━━━━━ PROVIDED ENTRIES ━━━━━
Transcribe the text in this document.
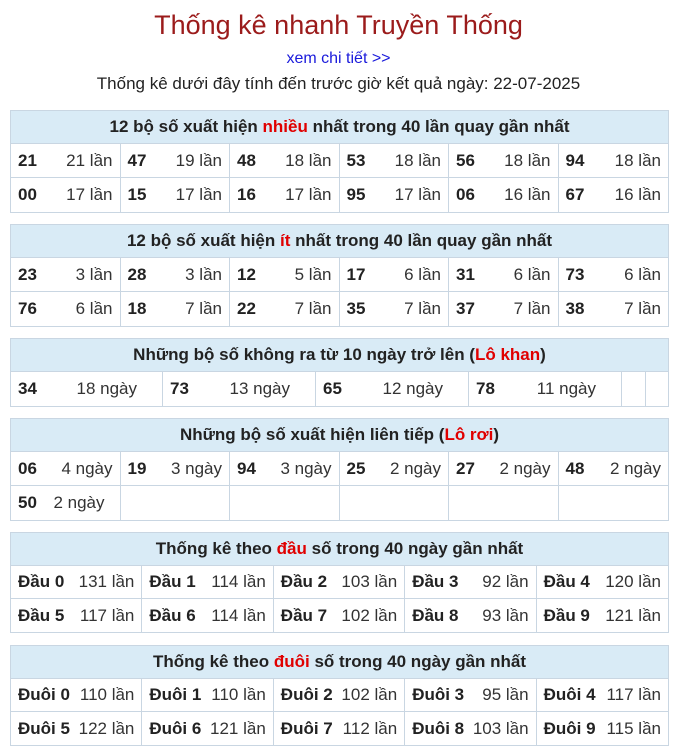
Thống kê nhanh Truyền Thống
xem chi tiết >>
Thống kê dưới đây tính đến trước giờ kết quả ngày: 22-07-2025
12 bộ số xuất hiện nhiều nhất trong 40 lần quay gần nhất
21 21 lần 47 19 lần 48 18 lần 53 18 lần 56 18 lần 94 18 lần
00 17 lần 15 17 lần 16 17 lần 95 17 lần 06 16 lần 67 16 lần
12 bộ số xuất hiện ít nhất trong 40 lần quay gần nhất
23 3 lần 28 3 lần 12 5 lần 17 6 lần 31 6 lần 73 6 lần
76 6 lần 18 7 lần 22 7 lần 35 7 lần 37 7 lần 38 7 lần
Những bộ số không ra từ 10 ngày trở lên (Lô khan)
34 18 ngày 73 13 ngày 65 12 ngày 78 11 ngày
Những bộ số xuất hiện liên tiếp (Lô rơi)
06 4 ngày 19 3 ngày 94 3 ngày 25 2 ngày 27 2 ngày 48 2 ngày
50 2 ngày
Thống kê theo đầu số trong 40 ngày gần nhất
Đầu 0 131 lần Đầu 1 114 lần Đầu 2 103 lần Đầu 3 92 lần Đầu 4 120 lần
Đầu 5 117 lần Đầu 6 114 lần Đầu 7 102 lần Đầu 8 93 lần Đầu 9 121 lần
Thống kê theo đuôi số trong 40 ngày gần nhất
Đuôi 0 110 lần Đuôi 1 110 lần Đuôi 2 102 lần Đuôi 3 95 lần Đuôi 4 117 lần
Đuôi 5 122 lần Đuôi 6 121 lần Đuôi 7 112 lần Đuôi 8 103 lần Đuôi 9 115 lần
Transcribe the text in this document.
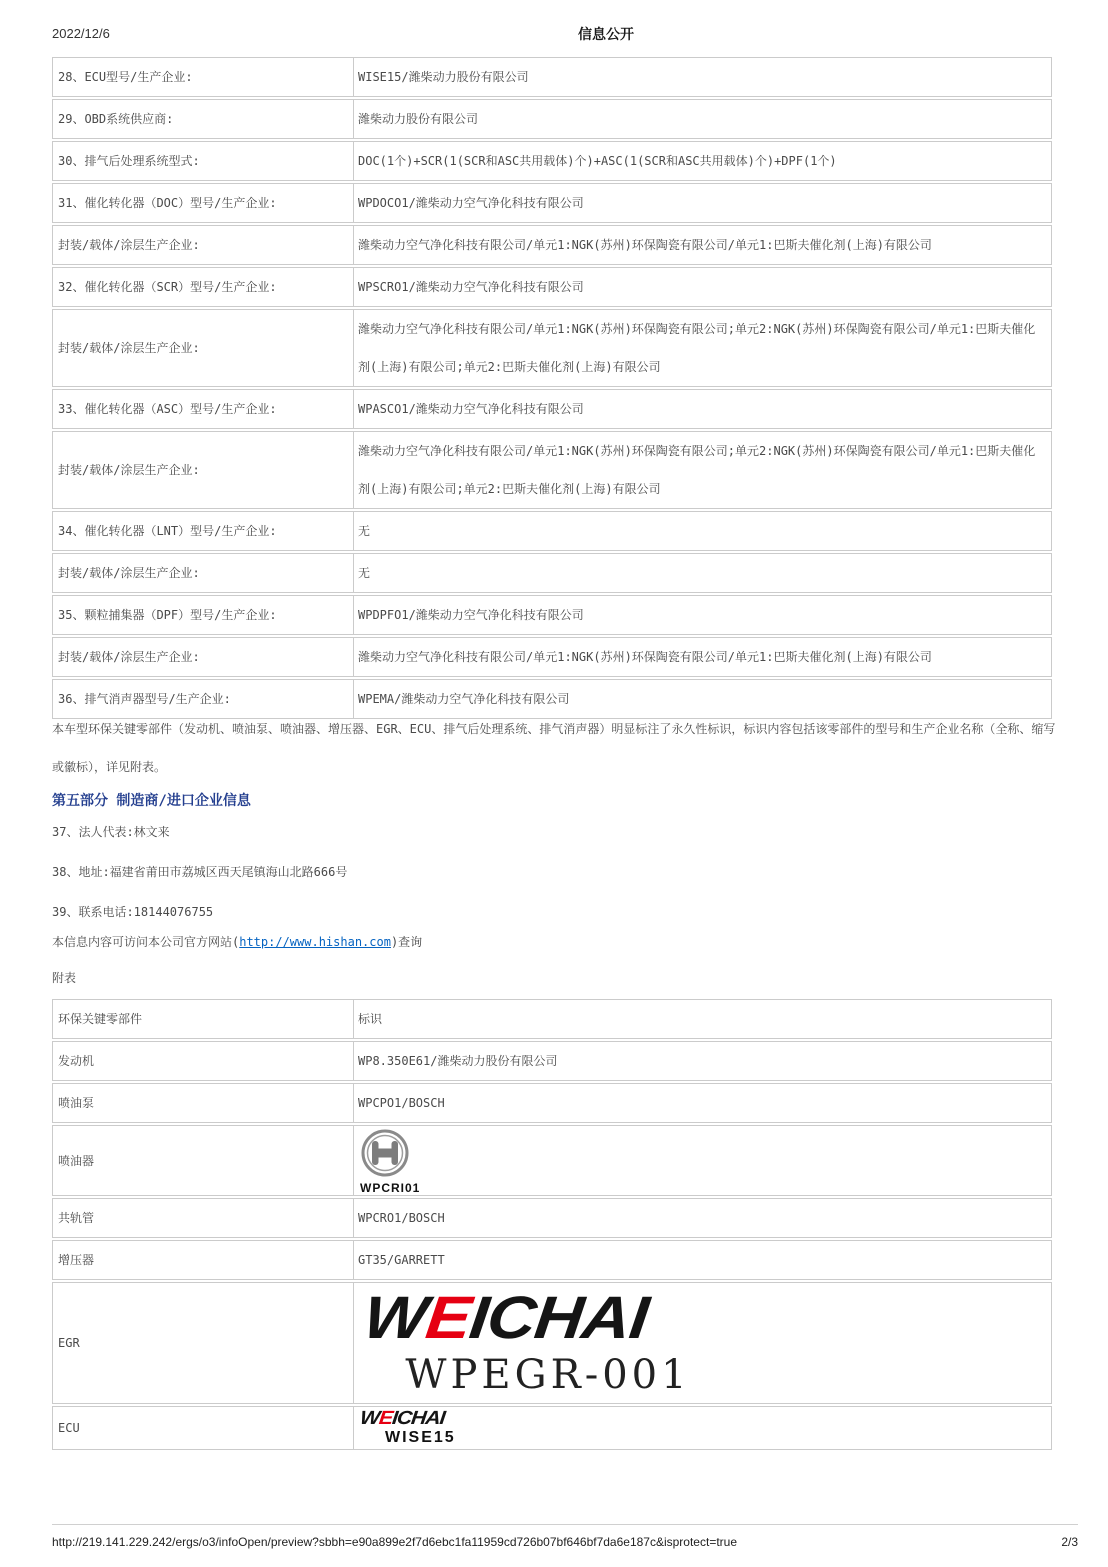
2022/12/6	信息公开
28、ECU型号/生产企业:	WISE15/潍柴动力股份有限公司
29、OBD系统供应商:	潍柴动力股份有限公司
30、排气后处理系统型式:	DOC(1个)+SCR(1(SCR和ASC共用载体)个)+ASC(1(SCR和ASC共用载体)个)+DPF(1个)
31、催化转化器（DOC）型号/生产企业:	WPDOCO1/潍柴动力空气净化科技有限公司
封装/载体/涂层生产企业:	潍柴动力空气净化科技有限公司/单元1:NGK(苏州)环保陶瓷有限公司/单元1:巴斯夫催化剂(上海)有限公司
32、催化转化器（SCR）型号/生产企业:	WPSCRO1/潍柴动力空气净化科技有限公司
封装/载体/涂层生产企业:
潍柴动力空气净化科技有限公司/单元1:NGK(苏州)环保陶瓷有限公司;单元2:NGK(苏州)环保陶瓷有限公司/单元1:巴斯夫催化剂(上海)有限公司;单元2:巴斯夫催化剂(上海)有限公司
33、催化转化器（ASC）型号/生产企业:	WPASCO1/潍柴动力空气净化科技有限公司
封装/载体/涂层生产企业:
潍柴动力空气净化科技有限公司/单元1:NGK(苏州)环保陶瓷有限公司;单元2:NGK(苏州)环保陶瓷有限公司/单元1:巴斯夫催化剂(上海)有限公司;单元2:巴斯夫催化剂(上海)有限公司
34、催化转化器（LNT）型号/生产企业:	无
封装/载体/涂层生产企业:	无
35、颗粒捕集器（DPF）型号/生产企业:	WPDPFO1/潍柴动力空气净化科技有限公司
封装/载体/涂层生产企业:	潍柴动力空气净化科技有限公司/单元1:NGK(苏州)环保陶瓷有限公司/单元1:巴斯夫催化剂(上海)有限公司
36、排气消声器型号/生产企业:	WPEMA/潍柴动力空气净化科技有限公司
本车型环保关键零部件（发动机、喷油泵、喷油器、增压器、EGR、ECU、排气后处理系统、排气消声器）明显标注了永久性标识，标识内容包括该零部件的型号和生产企业名称（全称、缩写或徽标），详见附表。
第五部分 制造商/进口企业信息
37、法人代表:林文来
38、地址:福建省莆田市荔城区西天尾镇海山北路666号
39、联系电话:18144076755
本信息内容可访问本公司官方网站(http://www.hishan.com)查询
附表
环保关键零部件	标识
发动机	WP8.350E61/潍柴动力股份有限公司
喷油泵	WPCPO1/BOSCH
喷油器
WPCRI01
共轨管	WPCRO1/BOSCH
增压器	GT35/GARRETT
EGR	WEICHAI
WPEGR-001
ECU	WEICHAI
WISE15
http://219.141.229.242/ergs/o3/infoOpen/preview?sbbh=e90a899e2f7d6ebc1fa11959cd726b07bf646bf7da6e187c&isprotect=true	2/3
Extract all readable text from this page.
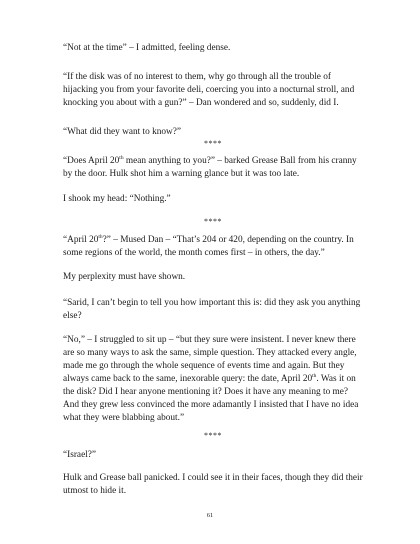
“Not at the time” – I admitted, feeling dense.

“If the disk was of no interest to them, why go through all the trouble of hijacking you from your favorite deli, coercing you into a nocturnal stroll, and knocking you about with a gun?” – Dan wondered and so, suddenly, did I.

“What did they want to know?”

****

“Does April 20th mean anything to you?” – barked Grease Ball from his cranny by the door. Hulk shot him a warning glance but it was too late.

I shook my head: “Nothing.”

****

“April 20th?” – Mused Dan – “That’s 204 or 420, depending on the country. In some regions of the world, the month comes first – in others, the day.”

My perplexity must have shown.

“Sarid, I can’t begin to tell you how important this is: did they ask you anything else?

“No,” – I struggled to sit up – “but they sure were insistent. I never knew there are so many ways to ask the same, simple question. They attacked every angle, made me go through the whole sequence of events time and again. But they always came back to the same, inexorable query: the date, April 20th. Was it on the disk? Did I hear anyone mentioning it? Does it have any meaning to me? And they grew less convinced the more adamantly I insisted that I have no idea what they were blabbing about.”

****

“Israel?”

Hulk and Grease ball panicked. I could see it in their faces, though they did their utmost to hide it.

61
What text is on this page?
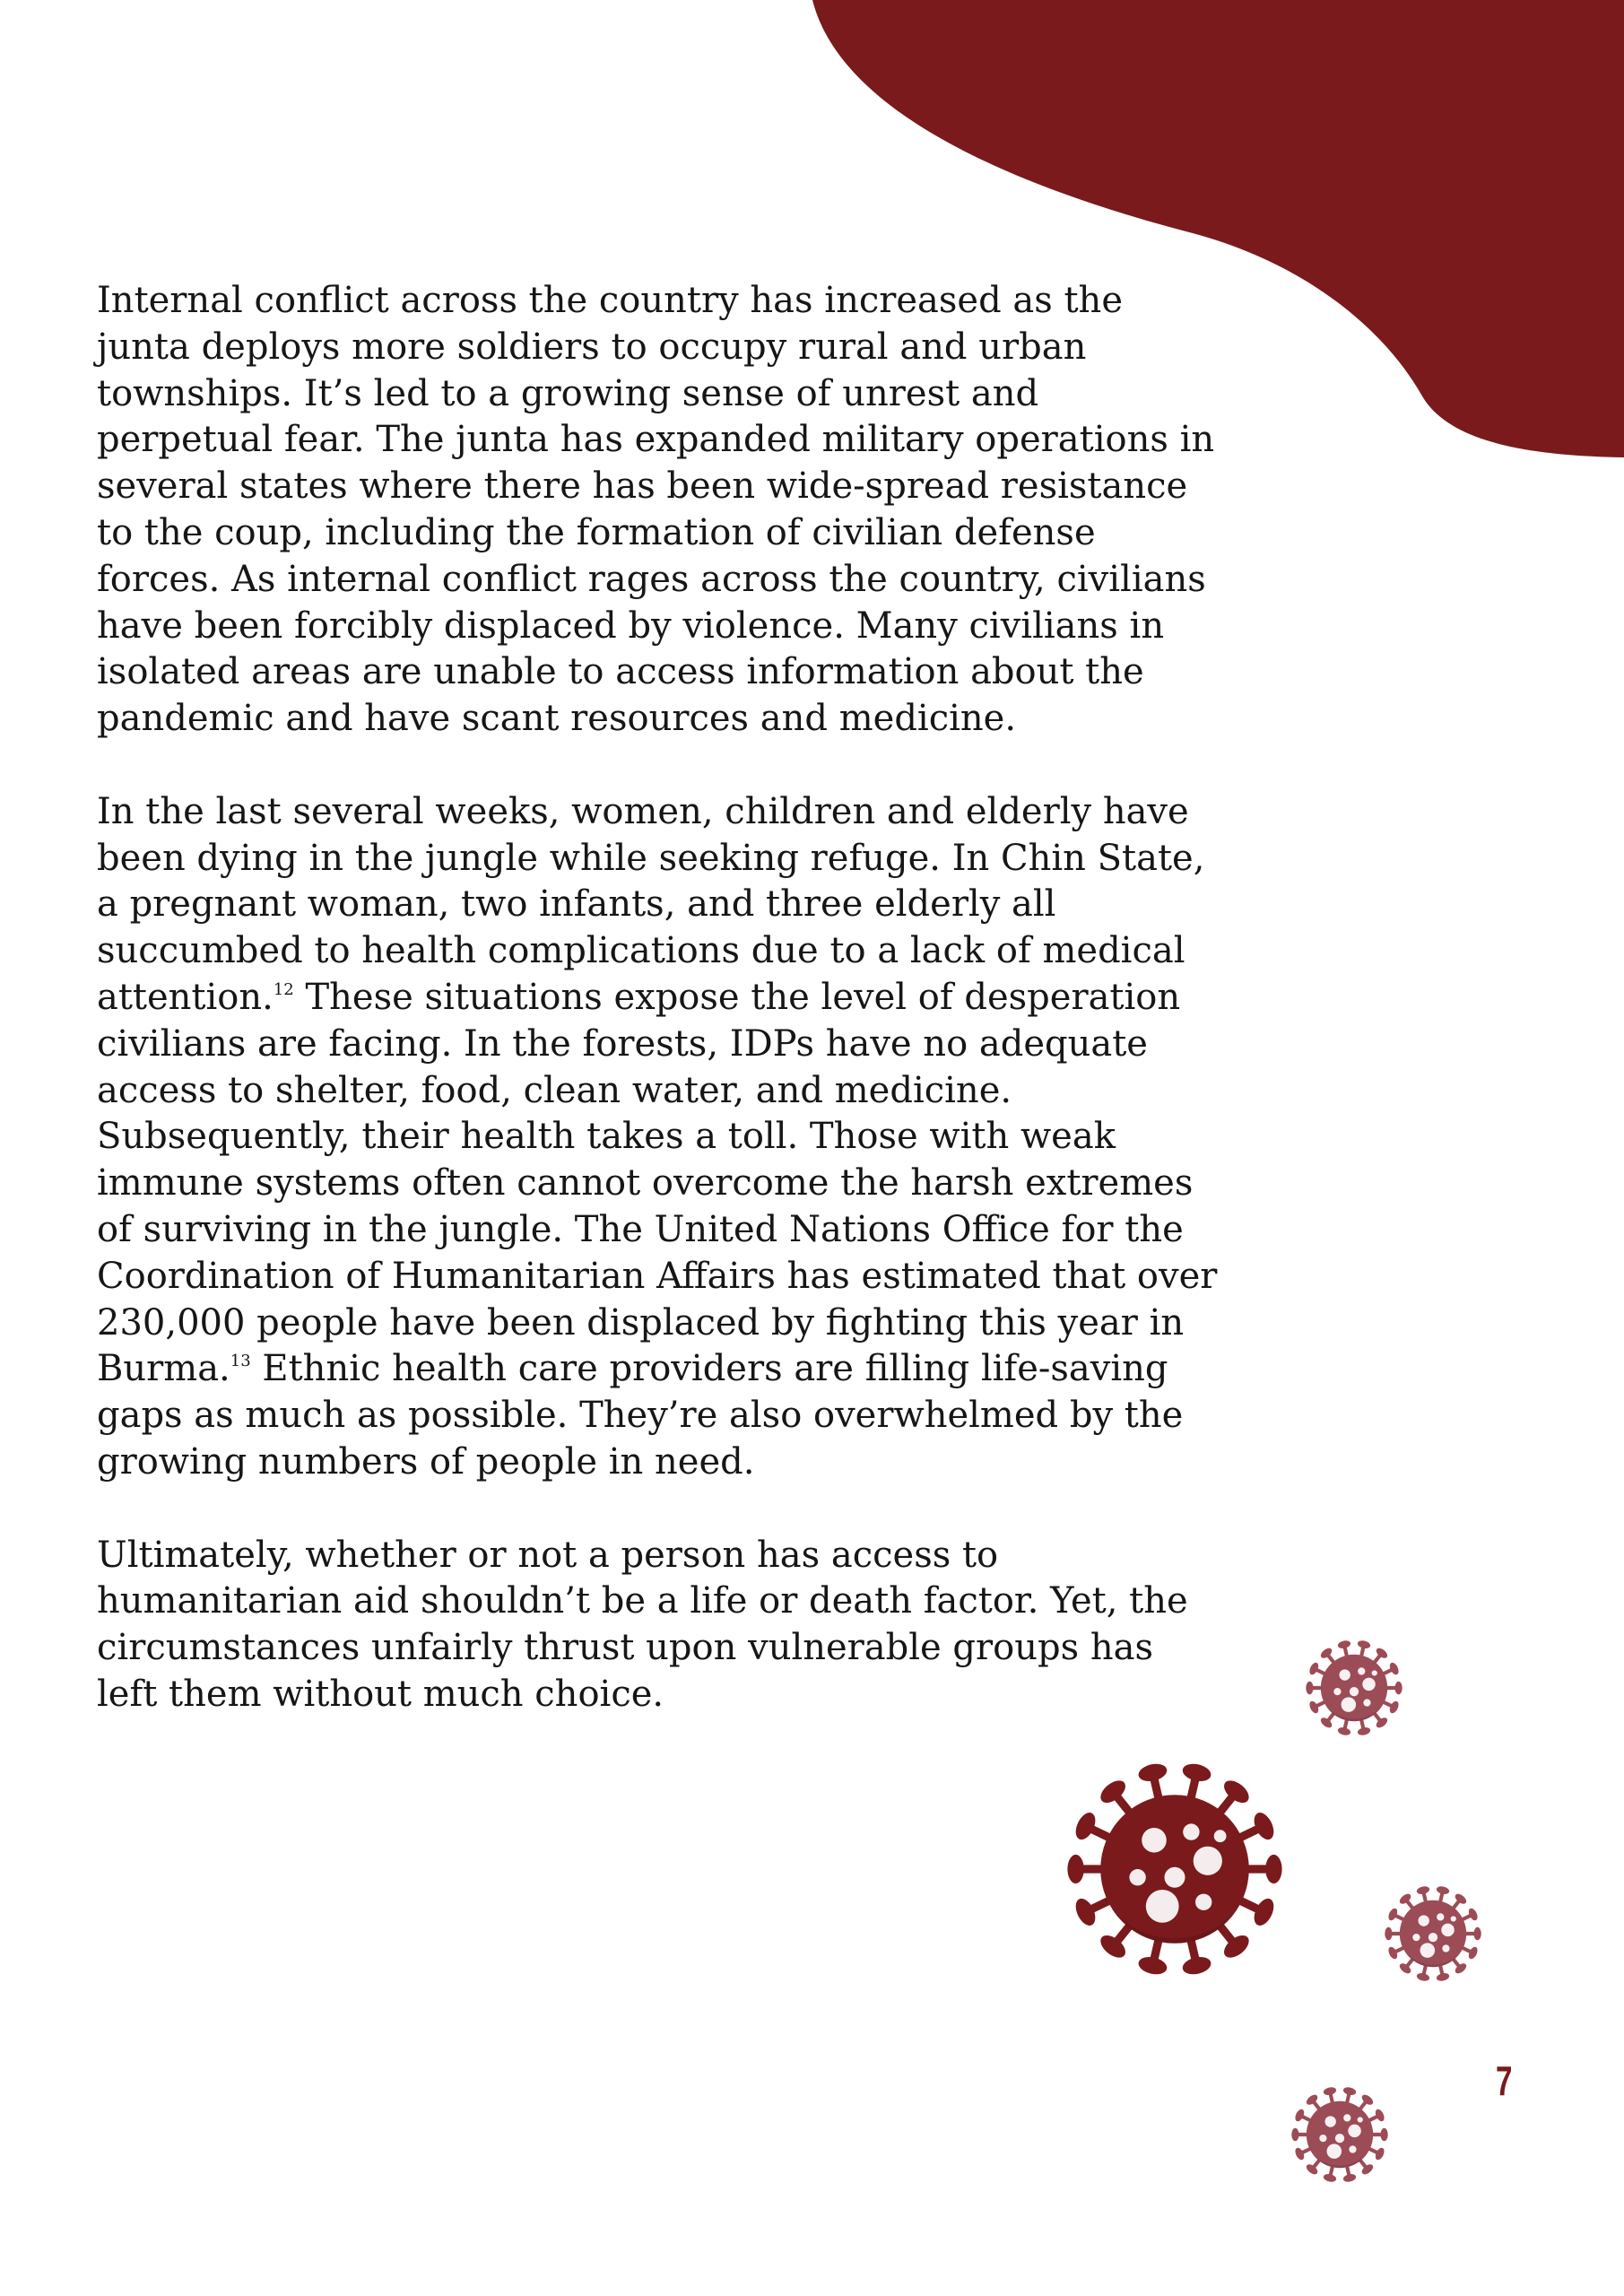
Internal conflict across the country has increased as the junta deploys more soldiers to occupy rural and urban townships. It’s led to a growing sense of unrest and perpetual fear. The junta has expanded military operations in several states where there has been wide-spread resistance to the coup, including the formation of civilian defense forces. As internal conflict rages across the country, civilians have been forcibly displaced by violence. Many civilians in isolated areas are unable to access information about the pandemic and have scant resources and medicine.

In the last several weeks, women, children and elderly have been dying in the jungle while seeking refuge. In Chin State, a pregnant woman, two infants, and three elderly all succumbed to health complications due to a lack of medical attention.$^{12}$ These situations expose the level of desperation civilians are facing. In the forests, IDPs have no adequate access to shelter, food, clean water, and medicine. Subsequently, their health takes a toll. Those with weak immune systems often cannot overcome the harsh extremes of surviving in the jungle. The United Nations Office for the Coordination of Humanitarian Affairs has estimated that over 230,000 people have been displaced by fighting this year in Burma.$^{13}$ Ethnic health care providers are filling life-saving gaps as much as possible. They’re also overwhelmed by the growing numbers of people in need.

Ultimately, whether or not a person has access to humanitarian aid shouldn’t be a life or death factor. Yet, the circumstances unfairly thrust upon vulnerable groups has left them without much choice.

7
━━━━━
=== REQUIREMENT ===
Pull every line containing "from" out of the records.

=== ANSWER TO THE PROBLEM ===
Extract all readable text from this page.
“If the disk was of no interest to them, why go through all the trouble of hijacking you from your favorite deli, coercing you into a nocturnal stroll, and knocking you about with a gun?” – Dan wondered and so, suddenly, did I.
“Does April 20th mean anything to you?” – barked Grease Ball from his cranny by the door. Hulk shot him a warning glance but it was too late.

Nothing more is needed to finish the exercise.